▶ DIRECTIONS: Skip all pictures, then print the remaining material exactly.

▶ INFORMATION SHOWN:
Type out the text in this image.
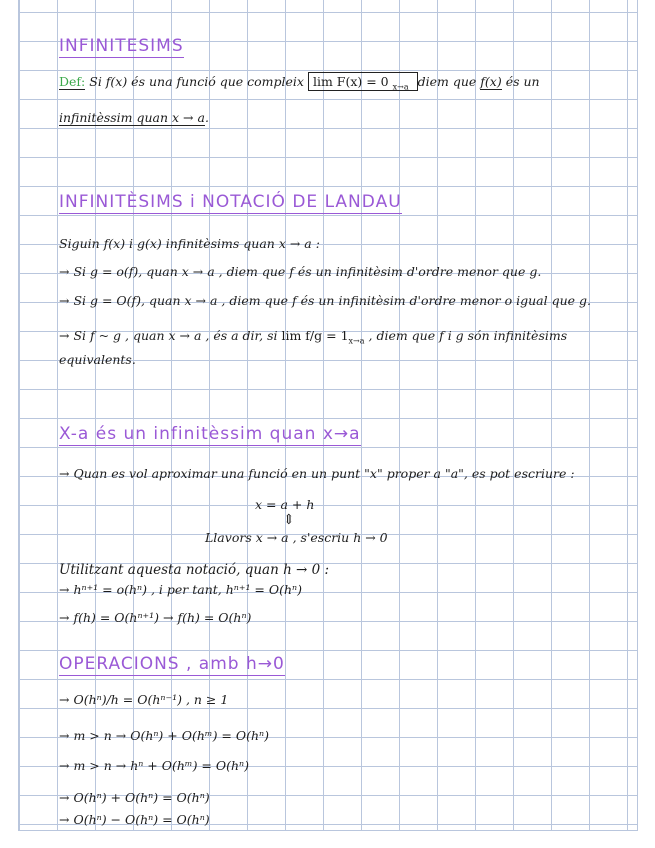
INFINITESIMS
Def: Si f(x) és una funció que compleix lim F(x) = 0 $_{x\to a}$ diem que f(x) és un
infinitèssim quan x → a.
INFINITÈSIMS i NOTACIÓ DE LANDAU
Siguin f(x) i g(x) infinitèsims quan x → a :
→ Si g = o(f), quan x → a , diem que f és un infinitèsim d'ordre menor que g.
→ Si g = O(f), quan x → a , diem que f és un infinitèsim d'ordre menor o igual que g.
→ Si f ~ g , quan x → a , és a dir, si $\lim f/g = 1_{x\to a}$ , diem que f i g són infinitèsims
equivalents.
X-a és un infinitèssim quan x→a
→ Quan es vol aproximar una funció en un punt "x" proper a "a", es pot escriure :
x = a + h
⇕
Llavors x → a , s'escriu h → 0
Utilitzant aquesta notació, quan h → 0 :
→ hⁿ⁺¹ = o(hⁿ) , i per tant, hⁿ⁺¹ = O(hⁿ)
→ f(h) = O(hⁿ⁺¹) → f(h) = O(hⁿ)
OPERACIONS , amb h→0
→ O(hⁿ)/h = O(hⁿ⁻¹) , n ≥ 1
→ m > n → O(hⁿ) + O(hᵐ) = O(hⁿ)
→ m > n → hⁿ + O(hᵐ) = O(hⁿ)
→ O(hⁿ) + O(hⁿ) = O(hⁿ)
→ O(hⁿ) − O(hⁿ) = O(hⁿ)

▶ ANSWER TO THE TASK:
Type out the text in this image.
INFINITESIMS
Def: Si f(x) és una funció que compleix lim F(x) = 0 $_{x\to a}$ diem que f(x) és un
infinitèssim quan x → a.
INFINITÈSIMS i NOTACIÓ DE LANDAU
Siguin f(x) i g(x) infinitèsims quan x → a :
→ Si g = o(f), quan x → a , diem que f és un infinitèsim d'ordre menor que g.
→ Si g = O(f), quan x → a , diem que f és un infinitèsim d'ordre menor o igual que g.
→ Si f ~ g , quan x → a , és a dir, si $\lim f/g = 1_{x\to a}$ , diem que f i g són infinitèsims
equivalents.
X-a és un infinitèssim quan x→a
→ Quan es vol aproximar una funció en un punt "x" proper a "a", es pot escriure :
x = a + h
⇕
Llavors x → a , s'escriu h → 0
Utilitzant aquesta notació, quan h → 0 :
→ hⁿ⁺¹ = o(hⁿ) , i per tant, hⁿ⁺¹ = O(hⁿ)
→ f(h) = O(hⁿ⁺¹) → f(h) = O(hⁿ)
OPERACIONS , amb h→0
→ O(hⁿ)/h = O(hⁿ⁻¹) , n ≥ 1
→ m > n → O(hⁿ) + O(hᵐ) = O(hⁿ)
→ m > n → hⁿ + O(hᵐ) = O(hⁿ)
→ O(hⁿ) + O(hⁿ) = O(hⁿ)
→ O(hⁿ) − O(hⁿ) = O(hⁿ)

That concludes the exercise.